» Dataset records
BEGIN
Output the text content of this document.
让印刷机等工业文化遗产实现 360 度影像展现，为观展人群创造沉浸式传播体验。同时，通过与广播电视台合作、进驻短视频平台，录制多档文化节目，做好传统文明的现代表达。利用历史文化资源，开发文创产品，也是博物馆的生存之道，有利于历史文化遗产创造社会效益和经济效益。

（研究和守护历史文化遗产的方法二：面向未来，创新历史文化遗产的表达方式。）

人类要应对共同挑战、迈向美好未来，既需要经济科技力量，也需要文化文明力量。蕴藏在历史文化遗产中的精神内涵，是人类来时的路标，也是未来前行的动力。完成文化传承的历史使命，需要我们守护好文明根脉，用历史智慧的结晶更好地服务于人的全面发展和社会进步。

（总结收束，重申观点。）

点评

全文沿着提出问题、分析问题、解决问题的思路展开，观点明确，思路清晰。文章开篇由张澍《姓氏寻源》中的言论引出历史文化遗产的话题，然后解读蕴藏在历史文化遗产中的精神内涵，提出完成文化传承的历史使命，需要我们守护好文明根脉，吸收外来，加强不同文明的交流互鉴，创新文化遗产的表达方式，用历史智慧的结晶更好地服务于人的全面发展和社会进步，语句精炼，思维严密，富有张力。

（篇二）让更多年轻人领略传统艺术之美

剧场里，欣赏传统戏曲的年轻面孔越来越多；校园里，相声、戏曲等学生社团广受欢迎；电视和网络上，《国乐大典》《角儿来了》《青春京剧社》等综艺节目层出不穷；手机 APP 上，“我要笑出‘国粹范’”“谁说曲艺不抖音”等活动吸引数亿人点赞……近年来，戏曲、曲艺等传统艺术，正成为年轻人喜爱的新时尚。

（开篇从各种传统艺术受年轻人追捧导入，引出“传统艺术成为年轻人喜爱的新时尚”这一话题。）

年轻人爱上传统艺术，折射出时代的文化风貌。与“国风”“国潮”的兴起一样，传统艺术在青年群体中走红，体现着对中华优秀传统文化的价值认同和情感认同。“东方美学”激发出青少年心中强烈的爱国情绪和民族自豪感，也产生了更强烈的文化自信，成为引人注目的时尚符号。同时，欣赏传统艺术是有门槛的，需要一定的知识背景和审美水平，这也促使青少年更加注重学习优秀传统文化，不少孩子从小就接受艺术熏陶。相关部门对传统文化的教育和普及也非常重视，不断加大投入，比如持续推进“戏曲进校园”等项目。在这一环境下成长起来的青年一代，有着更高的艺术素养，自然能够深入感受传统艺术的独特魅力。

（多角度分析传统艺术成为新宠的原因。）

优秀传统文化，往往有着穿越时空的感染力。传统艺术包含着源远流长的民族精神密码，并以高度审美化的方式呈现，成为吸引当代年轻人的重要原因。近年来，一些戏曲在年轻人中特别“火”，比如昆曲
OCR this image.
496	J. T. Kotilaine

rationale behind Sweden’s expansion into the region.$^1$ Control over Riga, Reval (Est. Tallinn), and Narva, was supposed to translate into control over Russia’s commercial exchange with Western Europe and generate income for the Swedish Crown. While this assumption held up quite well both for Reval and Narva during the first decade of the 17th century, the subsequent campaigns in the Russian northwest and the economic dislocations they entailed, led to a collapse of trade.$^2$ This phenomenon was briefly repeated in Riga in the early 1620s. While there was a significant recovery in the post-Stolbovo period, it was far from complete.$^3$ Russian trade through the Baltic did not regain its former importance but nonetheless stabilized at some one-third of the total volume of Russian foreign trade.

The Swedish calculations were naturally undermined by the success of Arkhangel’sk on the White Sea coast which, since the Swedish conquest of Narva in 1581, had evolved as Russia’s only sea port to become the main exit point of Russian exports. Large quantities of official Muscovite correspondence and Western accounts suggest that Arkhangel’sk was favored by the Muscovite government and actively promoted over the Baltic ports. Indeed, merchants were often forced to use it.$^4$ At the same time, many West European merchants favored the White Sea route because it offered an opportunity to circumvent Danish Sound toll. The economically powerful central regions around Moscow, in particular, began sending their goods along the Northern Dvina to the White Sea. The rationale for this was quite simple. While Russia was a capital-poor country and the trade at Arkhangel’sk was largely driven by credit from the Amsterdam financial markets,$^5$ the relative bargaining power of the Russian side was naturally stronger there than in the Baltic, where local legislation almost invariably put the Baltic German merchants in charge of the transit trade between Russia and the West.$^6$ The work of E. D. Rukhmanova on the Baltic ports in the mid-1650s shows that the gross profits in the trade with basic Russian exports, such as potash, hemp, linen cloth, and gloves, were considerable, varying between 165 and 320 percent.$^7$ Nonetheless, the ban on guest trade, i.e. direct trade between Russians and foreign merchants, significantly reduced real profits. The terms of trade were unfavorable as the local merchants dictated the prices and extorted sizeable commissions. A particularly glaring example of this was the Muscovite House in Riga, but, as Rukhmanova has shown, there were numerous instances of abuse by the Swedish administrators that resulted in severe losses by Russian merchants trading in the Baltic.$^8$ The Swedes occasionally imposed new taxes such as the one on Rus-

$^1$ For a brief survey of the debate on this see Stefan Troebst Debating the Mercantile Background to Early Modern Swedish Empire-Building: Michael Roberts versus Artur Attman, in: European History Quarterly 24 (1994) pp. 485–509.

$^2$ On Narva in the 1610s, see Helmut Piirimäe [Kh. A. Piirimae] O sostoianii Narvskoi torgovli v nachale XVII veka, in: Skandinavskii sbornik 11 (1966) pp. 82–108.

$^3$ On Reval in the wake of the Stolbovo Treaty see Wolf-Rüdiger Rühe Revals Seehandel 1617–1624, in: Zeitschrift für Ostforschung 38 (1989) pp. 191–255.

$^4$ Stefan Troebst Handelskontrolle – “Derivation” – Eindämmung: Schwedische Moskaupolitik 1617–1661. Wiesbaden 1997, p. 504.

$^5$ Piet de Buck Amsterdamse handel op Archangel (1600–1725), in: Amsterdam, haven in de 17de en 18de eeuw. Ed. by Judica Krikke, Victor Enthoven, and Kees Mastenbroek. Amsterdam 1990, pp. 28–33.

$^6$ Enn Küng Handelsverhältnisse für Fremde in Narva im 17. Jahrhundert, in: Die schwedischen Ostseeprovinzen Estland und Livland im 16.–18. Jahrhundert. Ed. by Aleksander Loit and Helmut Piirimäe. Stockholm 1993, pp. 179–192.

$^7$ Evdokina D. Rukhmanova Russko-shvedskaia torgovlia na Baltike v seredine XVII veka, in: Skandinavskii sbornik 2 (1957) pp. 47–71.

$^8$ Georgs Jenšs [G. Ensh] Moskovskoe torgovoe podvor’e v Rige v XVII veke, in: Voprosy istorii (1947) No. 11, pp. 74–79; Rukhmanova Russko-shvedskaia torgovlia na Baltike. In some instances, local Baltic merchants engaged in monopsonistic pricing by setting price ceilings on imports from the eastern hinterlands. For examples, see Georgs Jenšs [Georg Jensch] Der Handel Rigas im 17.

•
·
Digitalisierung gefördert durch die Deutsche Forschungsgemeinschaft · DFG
END
» Brief
Each line that contains the word "Baltike" counts toward the total; give only that total.

» Response
2